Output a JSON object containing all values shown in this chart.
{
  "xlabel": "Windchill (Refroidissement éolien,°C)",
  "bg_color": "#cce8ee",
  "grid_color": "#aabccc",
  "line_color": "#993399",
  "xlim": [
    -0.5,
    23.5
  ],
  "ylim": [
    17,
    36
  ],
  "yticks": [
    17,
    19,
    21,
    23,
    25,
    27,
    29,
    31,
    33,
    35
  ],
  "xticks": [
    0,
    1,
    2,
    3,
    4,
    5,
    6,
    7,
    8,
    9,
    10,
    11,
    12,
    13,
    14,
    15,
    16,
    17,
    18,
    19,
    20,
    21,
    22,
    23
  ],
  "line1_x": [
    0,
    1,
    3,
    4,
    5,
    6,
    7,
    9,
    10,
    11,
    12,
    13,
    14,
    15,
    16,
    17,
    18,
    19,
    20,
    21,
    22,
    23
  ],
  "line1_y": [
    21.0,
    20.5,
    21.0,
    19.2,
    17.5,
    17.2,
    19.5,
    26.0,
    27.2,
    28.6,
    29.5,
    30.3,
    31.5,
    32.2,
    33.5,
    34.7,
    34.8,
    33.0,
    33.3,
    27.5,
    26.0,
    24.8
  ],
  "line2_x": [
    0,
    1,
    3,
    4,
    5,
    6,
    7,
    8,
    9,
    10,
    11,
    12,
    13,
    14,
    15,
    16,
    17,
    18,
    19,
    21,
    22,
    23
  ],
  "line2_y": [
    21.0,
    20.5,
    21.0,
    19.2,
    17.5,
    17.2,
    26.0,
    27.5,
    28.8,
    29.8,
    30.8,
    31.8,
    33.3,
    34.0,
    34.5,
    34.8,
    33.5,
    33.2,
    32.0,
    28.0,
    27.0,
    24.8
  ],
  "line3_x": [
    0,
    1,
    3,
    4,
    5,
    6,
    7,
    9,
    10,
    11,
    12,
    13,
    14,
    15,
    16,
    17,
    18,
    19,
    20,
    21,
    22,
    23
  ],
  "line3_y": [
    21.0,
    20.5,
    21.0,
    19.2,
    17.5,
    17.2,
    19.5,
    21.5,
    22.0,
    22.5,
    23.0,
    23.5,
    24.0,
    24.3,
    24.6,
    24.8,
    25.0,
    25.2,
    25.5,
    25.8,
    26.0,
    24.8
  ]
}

§ What you will do
Extract, word for word, each line of the listing above.

§ Task solution
Output a JSON object containing all values shown in this chart.
{
  "xlabel": "Windchill (Refroidissement éolien,°C)",
  "bg_color": "#cce8ee",
  "grid_color": "#aabccc",
  "line_color": "#993399",
  "xlim": [
    -0.5,
    23.5
  ],
  "ylim": [
    17,
    36
  ],
  "yticks": [
    17,
    19,
    21,
    23,
    25,
    27,
    29,
    31,
    33,
    35
  ],
  "xticks": [
    0,
    1,
    2,
    3,
    4,
    5,
    6,
    7,
    8,
    9,
    10,
    11,
    12,
    13,
    14,
    15,
    16,
    17,
    18,
    19,
    20,
    21,
    22,
    23
  ],
  "line1_x": [
    0,
    1,
    3,
    4,
    5,
    6,
    7,
    9,
    10,
    11,
    12,
    13,
    14,
    15,
    16,
    17,
    18,
    19,
    20,
    21,
    22,
    23
  ],
  "line1_y": [
    21.0,
    20.5,
    21.0,
    19.2,
    17.5,
    17.2,
    19.5,
    26.0,
    27.2,
    28.6,
    29.5,
    30.3,
    31.5,
    32.2,
    33.5,
    34.7,
    34.8,
    33.0,
    33.3,
    27.5,
    26.0,
    24.8
  ],
  "line2_x": [
    0,
    1,
    3,
    4,
    5,
    6,
    7,
    8,
    9,
    10,
    11,
    12,
    13,
    14,
    15,
    16,
    17,
    18,
    19,
    21,
    22,
    23
  ],
  "line2_y": [
    21.0,
    20.5,
    21.0,
    19.2,
    17.5,
    17.2,
    26.0,
    27.5,
    28.8,
    29.8,
    30.8,
    31.8,
    33.3,
    34.0,
    34.5,
    34.8,
    33.5,
    33.2,
    32.0,
    28.0,
    27.0,
    24.8
  ],
  "line3_x": [
    0,
    1,
    3,
    4,
    5,
    6,
    7,
    9,
    10,
    11,
    12,
    13,
    14,
    15,
    16,
    17,
    18,
    19,
    20,
    21,
    22,
    23
  ],
  "line3_y": [
    21.0,
    20.5,
    21.0,
    19.2,
    17.5,
    17.2,
    19.5,
    21.5,
    22.0,
    22.5,
    23.0,
    23.5,
    24.0,
    24.3,
    24.6,
    24.8,
    25.0,
    25.2,
    25.5,
    25.8,
    26.0,
    24.8
  ]
}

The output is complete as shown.